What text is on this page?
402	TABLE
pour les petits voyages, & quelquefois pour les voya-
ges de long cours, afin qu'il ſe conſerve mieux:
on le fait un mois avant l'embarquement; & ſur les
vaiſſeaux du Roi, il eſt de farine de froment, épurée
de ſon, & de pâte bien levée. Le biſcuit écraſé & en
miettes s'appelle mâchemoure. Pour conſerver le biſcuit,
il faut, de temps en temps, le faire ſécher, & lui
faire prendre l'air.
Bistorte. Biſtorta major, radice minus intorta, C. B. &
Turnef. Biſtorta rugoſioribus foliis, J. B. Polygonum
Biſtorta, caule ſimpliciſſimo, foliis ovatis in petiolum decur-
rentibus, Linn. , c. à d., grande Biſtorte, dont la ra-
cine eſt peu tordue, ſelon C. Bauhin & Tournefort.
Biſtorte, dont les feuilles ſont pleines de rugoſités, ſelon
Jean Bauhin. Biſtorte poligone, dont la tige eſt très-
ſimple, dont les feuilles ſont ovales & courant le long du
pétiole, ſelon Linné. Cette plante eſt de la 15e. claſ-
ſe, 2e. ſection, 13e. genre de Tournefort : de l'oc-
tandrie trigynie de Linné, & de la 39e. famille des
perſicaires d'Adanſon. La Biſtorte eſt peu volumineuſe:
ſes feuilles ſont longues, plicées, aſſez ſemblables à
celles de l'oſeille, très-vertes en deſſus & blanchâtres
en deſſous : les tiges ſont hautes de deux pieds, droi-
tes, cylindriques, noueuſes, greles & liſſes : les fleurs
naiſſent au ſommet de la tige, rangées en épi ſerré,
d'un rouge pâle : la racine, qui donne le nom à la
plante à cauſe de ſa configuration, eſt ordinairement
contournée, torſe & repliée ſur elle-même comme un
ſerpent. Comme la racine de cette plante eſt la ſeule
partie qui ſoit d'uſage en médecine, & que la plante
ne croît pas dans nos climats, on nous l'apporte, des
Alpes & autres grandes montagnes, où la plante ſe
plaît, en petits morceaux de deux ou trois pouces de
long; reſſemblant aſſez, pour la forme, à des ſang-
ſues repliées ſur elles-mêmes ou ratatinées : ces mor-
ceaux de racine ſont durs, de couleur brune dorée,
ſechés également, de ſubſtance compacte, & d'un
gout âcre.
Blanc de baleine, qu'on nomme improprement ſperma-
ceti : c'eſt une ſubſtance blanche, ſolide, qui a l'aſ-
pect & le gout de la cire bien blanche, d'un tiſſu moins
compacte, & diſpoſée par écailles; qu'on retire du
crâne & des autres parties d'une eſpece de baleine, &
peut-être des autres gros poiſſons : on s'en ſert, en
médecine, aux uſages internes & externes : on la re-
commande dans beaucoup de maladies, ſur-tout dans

----

# Work to do:
Looking at the entries above, say how many lines contain the word "baleine". Only the number is wanted.

# Reply:
2